Task instructions:
1 > Decide whether each statement agrees with the interview about unions and change. Mark each yes or no, and quote the words of the interview that settle it.
(a) Belanger believes unions are meeting the test of change well.
(b) New technologies are introduced by employers.
(c) Difficulty attracting younger workers is called an international trend.
2 > In the interview about unions and change, what is a trade union's first response to changes?
3 > Proceed with the interview about unions and change, picking up after its final line.
** start of Article **
Interview with Peter Lewis

Online pioneer Marc Belanger explains why the Internet, on its own, will not save the union movement.

 
 

Marc Belanger in Melbourne

Marc your main message today was that unions will ignore change at their peril. On a global scene how are we meeting that test?

It's a hard question. I don't think we are meeting it very well. In fact, I think if you look at unions as organisations - they are a dying breed. And if you look at companies that are going to be able to get through the electronic revolution, they are radically changing themselves. They are not the same kind of organisations that they were five years ago, and unions have to do the same thing. Except that we are entrenched in our traditions. We have traditions of doing things that we hold too dearly. We are going to have to change, because as I was saying this morning, there are groups of workers now - there are very few permanent groups of workers with the contracting out and such. We are going to have to find ways of finding those groups that coalesce around certain projects, which is why I raised the point of looking at the artists union just dying - so it seems to work for them.

On that point, unions, it seems to me, have recognised the threat of casualisation and the fragmented workforce, but their response has been to resist it . Is that the right response?

That is the first response. The first response of a trade union is always negative to changes. And rightly so, because when new technologies are introduced it is by employers. They are introduced with much hype and they are introduced with all positives. Because, why would you introduce anything that's not a positive. So our reaction as trade unionists is to say: "Hold on there are not - it is not all positive - and here are the negatives. And so we become a sort of debating partner in the conversation, holding the negative side. But then, as we hold the negative side, we internalise that negativity and we don't turn around and say: "Hey we better start looking at the positives as well."

In Australia particularly, we are having difficulty attracting younger workers. Is that an international trend?

Oh absolutely.

Do you think that negativity is the reason behind that?
** end of Article **
** start of Records supplied **
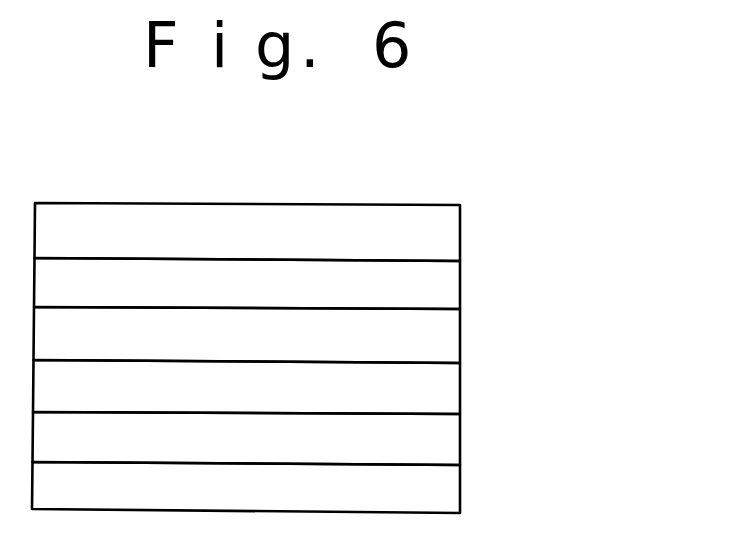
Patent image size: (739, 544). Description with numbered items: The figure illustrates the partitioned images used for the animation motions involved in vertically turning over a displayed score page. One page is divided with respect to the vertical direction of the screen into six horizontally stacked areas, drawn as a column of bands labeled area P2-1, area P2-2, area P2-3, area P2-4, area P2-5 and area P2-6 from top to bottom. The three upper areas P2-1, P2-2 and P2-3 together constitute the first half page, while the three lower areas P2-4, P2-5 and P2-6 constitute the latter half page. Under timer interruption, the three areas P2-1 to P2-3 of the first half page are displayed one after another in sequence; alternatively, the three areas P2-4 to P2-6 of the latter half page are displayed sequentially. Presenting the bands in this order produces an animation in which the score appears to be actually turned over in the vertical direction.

The area P2-1 is at (452, 230).
The area P2-2 is at (452, 285).
The area P2-3 is at (452, 338).
The area P2-4 is at (452, 391).
The area P2-5 is at (452, 442).
The area P2-6 is at (452, 492).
** end of Records supplied **
Answers by task:
1 >
(a) No: "I don't think we are meeting it very well."
(b) Yes: "when new technologies are introduced it is by employers."
(c) Yes: "Oh absolutely."

2 > It is always negative.

3 >
I think we portray ourselves as industrial unions in an electronic age. We were designed during the industrial revolution. We have been kept together because of industrial organisation. We, in fact reflect the industrial way of organising. We reflect our employers. A lot of worker unions are big and huge because a lot of workers are big and huge.

But what's going to happen to us now when the employers change. Are we going to change in the way they do, becoming electronic unions, becoming unions that attract people when they coalesce in projects? Or are we going to die?

If you look at the statistics, we are a dying breed. The United States has a unionisation rate of maybe 10 per cent. If you take away the public employees, you're looking at five per cent of the private sector. The unionisation rate in the United Kingdom has dropped dramatically since 1980. The unionisation rate in Canada for some reason that I'm not so sure of, has remained stable at about 30 per cent of the big employed workforce. And they've been able to do that I think because there's something in the Canadian and the Australian mentalities that says: Yeah, beat them down but you can only beat them down so far, because we believe that they should be there. That's what we should be doing with all of them. And I think young people have to be introduced to that - with a different word - with a different vocabulary.

That we are NEW. That we adopt new technologies. That we use technologies in creative ways. That we do not tie people to particular classifications. As soon as you say that to a trade unionist you say: Oh my God! You can't get rid of the classification arrangement. Yet the classification rates - descriptions have disappeared. And so, we can do it. And I know we can do it because of the kind of trade of conversation that's happening at this conference.

If we take the position that, yes, we need to adapt from industrial age organisations to information age organisations, what would you say the three steps that could be taken now that would send you the message that yes, we are making that transition?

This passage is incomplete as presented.